Render the following material again verbatim, leaving nothing out.

Records contained in a dataset:
* START *

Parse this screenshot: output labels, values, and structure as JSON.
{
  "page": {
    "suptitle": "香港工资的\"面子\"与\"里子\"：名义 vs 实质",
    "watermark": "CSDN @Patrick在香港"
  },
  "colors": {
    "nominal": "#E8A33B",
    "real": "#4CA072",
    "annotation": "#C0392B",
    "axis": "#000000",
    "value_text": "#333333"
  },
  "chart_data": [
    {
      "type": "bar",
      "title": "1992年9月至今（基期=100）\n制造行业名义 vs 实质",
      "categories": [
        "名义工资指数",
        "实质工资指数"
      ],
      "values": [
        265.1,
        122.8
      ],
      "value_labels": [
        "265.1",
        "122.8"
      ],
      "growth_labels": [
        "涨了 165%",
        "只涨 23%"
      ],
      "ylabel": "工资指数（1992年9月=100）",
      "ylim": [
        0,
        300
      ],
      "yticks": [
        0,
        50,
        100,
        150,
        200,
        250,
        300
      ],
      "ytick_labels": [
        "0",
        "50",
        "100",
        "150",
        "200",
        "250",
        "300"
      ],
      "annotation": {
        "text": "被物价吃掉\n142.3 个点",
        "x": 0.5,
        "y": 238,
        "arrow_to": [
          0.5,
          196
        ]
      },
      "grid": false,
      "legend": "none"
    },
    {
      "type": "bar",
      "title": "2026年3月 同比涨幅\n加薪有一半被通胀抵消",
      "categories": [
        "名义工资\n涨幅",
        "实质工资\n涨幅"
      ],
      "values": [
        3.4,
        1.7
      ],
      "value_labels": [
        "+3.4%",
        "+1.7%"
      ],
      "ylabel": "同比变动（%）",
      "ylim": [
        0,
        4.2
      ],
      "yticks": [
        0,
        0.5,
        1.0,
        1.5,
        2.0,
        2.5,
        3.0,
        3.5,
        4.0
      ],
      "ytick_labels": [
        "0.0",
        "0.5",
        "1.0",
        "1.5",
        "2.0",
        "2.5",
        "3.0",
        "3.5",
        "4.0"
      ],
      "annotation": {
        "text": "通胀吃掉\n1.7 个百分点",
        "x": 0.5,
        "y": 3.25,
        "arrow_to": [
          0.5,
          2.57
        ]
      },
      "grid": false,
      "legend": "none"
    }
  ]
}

* END *

SOLVED PROBLEM
Parse this screenshot: output labels, values, and structure as JSON.
{
  "page": {
    "suptitle": "香港工资的\"面子\"与\"里子\"：名义 vs 实质",
    "watermark": "CSDN @Patrick在香港"
  },
  "colors": {
    "nominal": "#E8A33B",
    "real": "#4CA072",
    "annotation": "#C0392B",
    "axis": "#000000",
    "value_text": "#333333"
  },
  "chart_data": [
    {
      "type": "bar",
      "title": "1992年9月至今（基期=100）\n制造行业名义 vs 实质",
      "categories": [
        "名义工资指数",
        "实质工资指数"
      ],
      "values": [
        265.1,
        122.8
      ],
      "value_labels": [
        "265.1",
        "122.8"
      ],
      "growth_labels": [
        "涨了 165%",
        "只涨 23%"
      ],
      "ylabel": "工资指数（1992年9月=100）",
      "ylim": [
        0,
        300
      ],
      "yticks": [
        0,
        50,
        100,
        150,
        200,
        250,
        300
      ],
      "ytick_labels": [
        "0",
        "50",
        "100",
        "150",
        "200",
        "250",
        "300"
      ],
      "annotation": {
        "text": "被物价吃掉\n142.3 个点",
        "x": 0.5,
        "y": 238,
        "arrow_to": [
          0.5,
          196
        ]
      },
      "grid": false,
      "legend": "none"
    },
    {
      "type": "bar",
      "title": "2026年3月 同比涨幅\n加薪有一半被通胀抵消",
      "categories": [
        "名义工资\n涨幅",
        "实质工资\n涨幅"
      ],
      "values": [
        3.4,
        1.7
      ],
      "value_labels": [
        "+3.4%",
        "+1.7%"
      ],
      "ylabel": "同比变动（%）",
      "ylim": [
        0,
        4.2
      ],
      "yticks": [
        0,
        0.5,
        1.0,
        1.5,
        2.0,
        2.5,
        3.0,
        3.5,
        4.0
      ],
      "ytick_labels": [
        "0.0",
        "0.5",
        "1.0",
        "1.5",
        "2.0",
        "2.5",
        "3.0",
        "3.5",
        "4.0"
      ],
      "annotation": {
        "text": "通胀吃掉\n1.7 个百分点",
        "x": 0.5,
        "y": 3.25,
        "arrow_to": [
          0.5,
          2.57
        ]
      },
      "grid": false,
      "legend": "none"
    }
  ]
}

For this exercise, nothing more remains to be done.